**YOUR GOAL:**
What is the count of lines that hold the word "食品安全国家标准"? Give only the number.

***

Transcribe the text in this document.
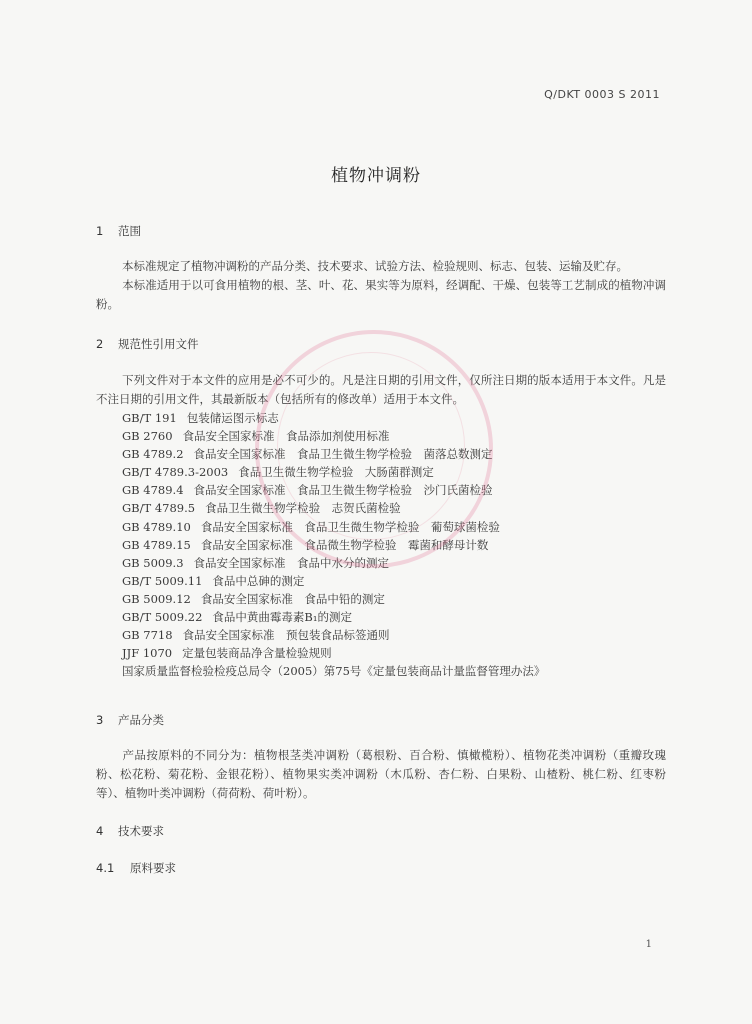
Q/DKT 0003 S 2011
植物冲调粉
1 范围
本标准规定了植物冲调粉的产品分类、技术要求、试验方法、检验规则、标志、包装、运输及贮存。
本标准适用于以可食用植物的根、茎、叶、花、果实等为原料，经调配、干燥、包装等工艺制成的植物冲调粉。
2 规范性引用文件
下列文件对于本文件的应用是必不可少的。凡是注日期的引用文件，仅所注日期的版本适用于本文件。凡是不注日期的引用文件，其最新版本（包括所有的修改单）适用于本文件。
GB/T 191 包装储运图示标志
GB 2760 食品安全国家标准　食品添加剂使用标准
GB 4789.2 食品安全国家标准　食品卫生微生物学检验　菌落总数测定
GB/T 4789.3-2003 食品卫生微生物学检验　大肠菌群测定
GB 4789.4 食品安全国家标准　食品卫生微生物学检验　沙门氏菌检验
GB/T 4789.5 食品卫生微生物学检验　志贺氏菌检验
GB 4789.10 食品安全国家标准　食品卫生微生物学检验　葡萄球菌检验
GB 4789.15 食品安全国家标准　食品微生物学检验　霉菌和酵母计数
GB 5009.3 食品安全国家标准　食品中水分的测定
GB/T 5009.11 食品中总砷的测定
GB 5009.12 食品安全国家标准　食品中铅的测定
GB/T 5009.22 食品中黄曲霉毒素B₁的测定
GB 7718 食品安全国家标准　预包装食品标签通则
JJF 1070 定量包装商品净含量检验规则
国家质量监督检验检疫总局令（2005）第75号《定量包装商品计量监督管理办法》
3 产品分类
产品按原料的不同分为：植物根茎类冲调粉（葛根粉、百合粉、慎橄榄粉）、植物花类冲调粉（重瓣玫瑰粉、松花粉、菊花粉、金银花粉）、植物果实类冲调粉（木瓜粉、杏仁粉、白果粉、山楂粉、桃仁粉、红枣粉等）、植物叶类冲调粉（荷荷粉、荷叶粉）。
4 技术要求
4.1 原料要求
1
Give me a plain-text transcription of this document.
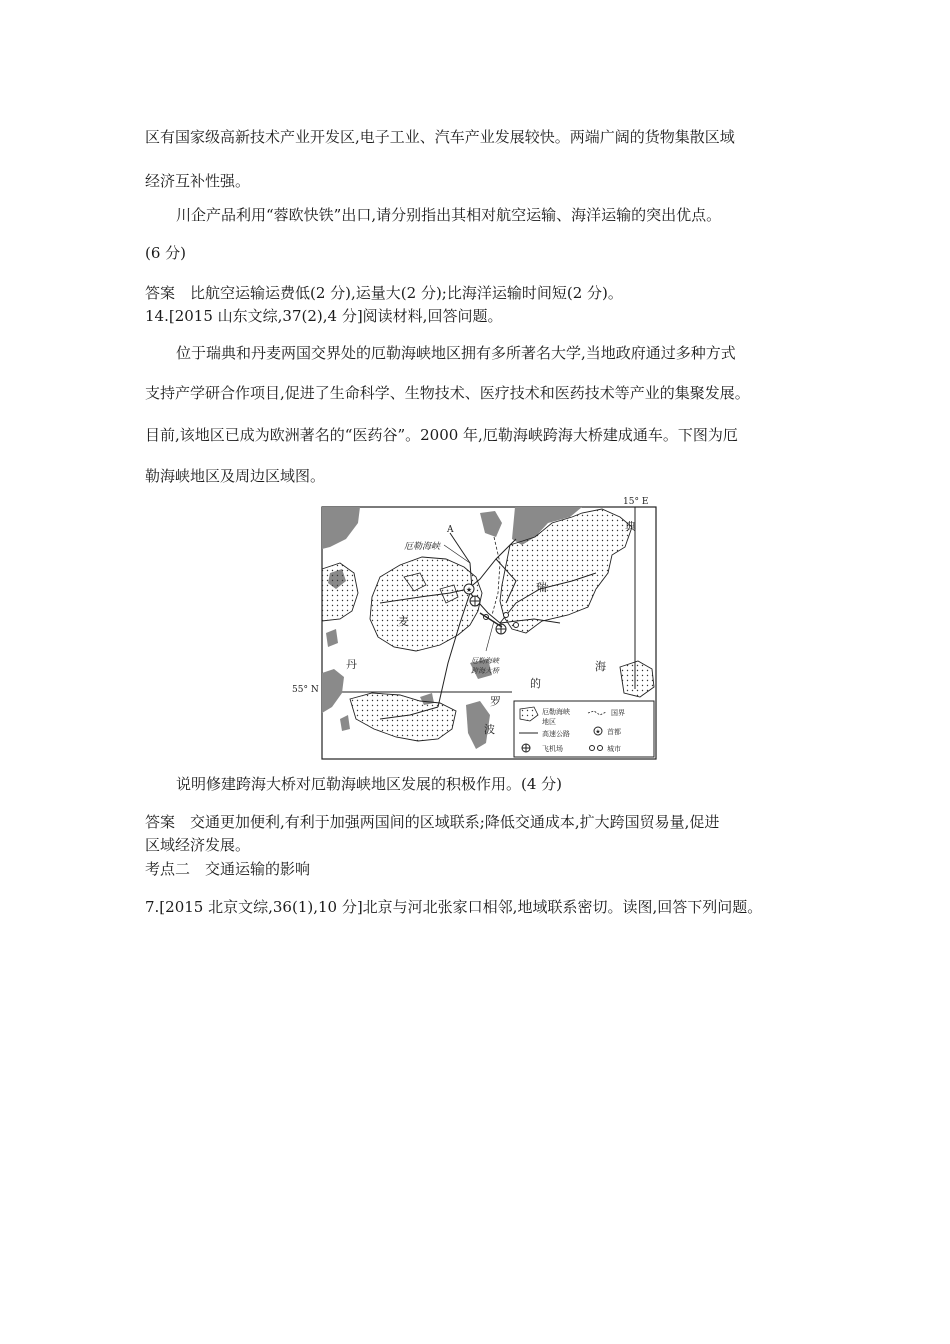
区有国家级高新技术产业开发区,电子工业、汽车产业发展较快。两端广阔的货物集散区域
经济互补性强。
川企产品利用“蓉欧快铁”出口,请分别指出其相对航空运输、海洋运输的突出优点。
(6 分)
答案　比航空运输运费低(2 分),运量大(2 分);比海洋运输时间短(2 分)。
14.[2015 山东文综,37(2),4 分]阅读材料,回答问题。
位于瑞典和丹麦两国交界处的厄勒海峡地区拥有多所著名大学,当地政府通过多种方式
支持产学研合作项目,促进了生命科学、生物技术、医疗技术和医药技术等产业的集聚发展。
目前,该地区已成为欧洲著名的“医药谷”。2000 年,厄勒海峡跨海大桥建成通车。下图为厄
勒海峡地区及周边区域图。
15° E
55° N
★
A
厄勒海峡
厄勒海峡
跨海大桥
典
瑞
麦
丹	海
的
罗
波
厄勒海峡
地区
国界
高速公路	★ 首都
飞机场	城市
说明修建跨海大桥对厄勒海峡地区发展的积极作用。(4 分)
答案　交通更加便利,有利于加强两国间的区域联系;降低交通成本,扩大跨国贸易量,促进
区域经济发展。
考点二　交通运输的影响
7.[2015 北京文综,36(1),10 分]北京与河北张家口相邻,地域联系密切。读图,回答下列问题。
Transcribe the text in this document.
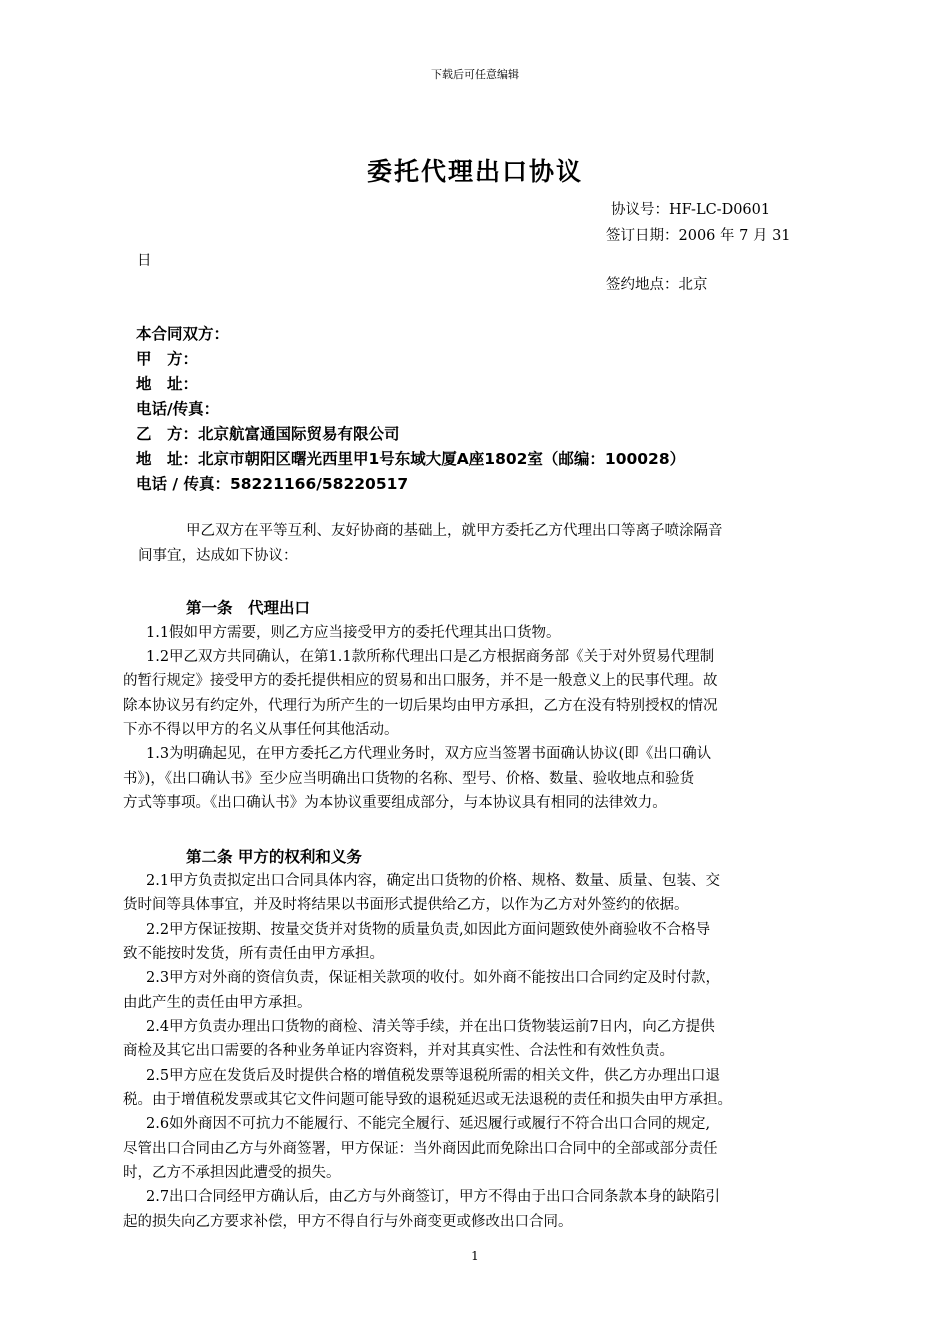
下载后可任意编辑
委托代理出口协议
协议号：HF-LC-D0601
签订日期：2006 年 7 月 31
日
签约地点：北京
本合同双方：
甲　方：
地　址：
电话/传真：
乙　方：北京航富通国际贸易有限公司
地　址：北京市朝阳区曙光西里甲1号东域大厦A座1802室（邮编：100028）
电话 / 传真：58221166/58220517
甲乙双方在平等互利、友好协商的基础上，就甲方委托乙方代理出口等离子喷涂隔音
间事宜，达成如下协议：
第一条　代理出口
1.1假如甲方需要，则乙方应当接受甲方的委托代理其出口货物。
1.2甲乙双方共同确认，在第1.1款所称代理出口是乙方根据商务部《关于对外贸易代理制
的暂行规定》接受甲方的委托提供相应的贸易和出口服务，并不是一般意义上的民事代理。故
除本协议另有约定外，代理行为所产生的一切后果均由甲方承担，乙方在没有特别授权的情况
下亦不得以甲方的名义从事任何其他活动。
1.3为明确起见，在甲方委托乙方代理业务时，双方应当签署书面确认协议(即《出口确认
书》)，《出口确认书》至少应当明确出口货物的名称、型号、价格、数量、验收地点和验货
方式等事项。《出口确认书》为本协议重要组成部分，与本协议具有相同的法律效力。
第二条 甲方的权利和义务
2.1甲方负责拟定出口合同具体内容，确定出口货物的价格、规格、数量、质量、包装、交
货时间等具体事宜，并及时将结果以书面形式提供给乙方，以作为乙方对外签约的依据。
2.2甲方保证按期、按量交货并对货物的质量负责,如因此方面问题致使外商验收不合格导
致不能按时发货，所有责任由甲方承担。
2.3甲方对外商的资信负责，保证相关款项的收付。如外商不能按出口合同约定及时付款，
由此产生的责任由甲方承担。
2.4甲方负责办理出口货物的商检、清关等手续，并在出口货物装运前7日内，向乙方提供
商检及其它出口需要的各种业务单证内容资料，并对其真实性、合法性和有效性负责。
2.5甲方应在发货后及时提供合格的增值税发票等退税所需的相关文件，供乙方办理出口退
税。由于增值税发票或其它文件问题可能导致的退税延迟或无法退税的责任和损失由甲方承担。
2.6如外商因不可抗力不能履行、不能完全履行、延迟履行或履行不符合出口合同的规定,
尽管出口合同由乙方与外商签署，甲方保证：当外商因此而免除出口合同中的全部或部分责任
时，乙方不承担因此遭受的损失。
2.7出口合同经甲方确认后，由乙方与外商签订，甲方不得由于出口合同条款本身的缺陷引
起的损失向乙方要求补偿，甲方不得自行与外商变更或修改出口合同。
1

***

**IN RESPONSE:**
8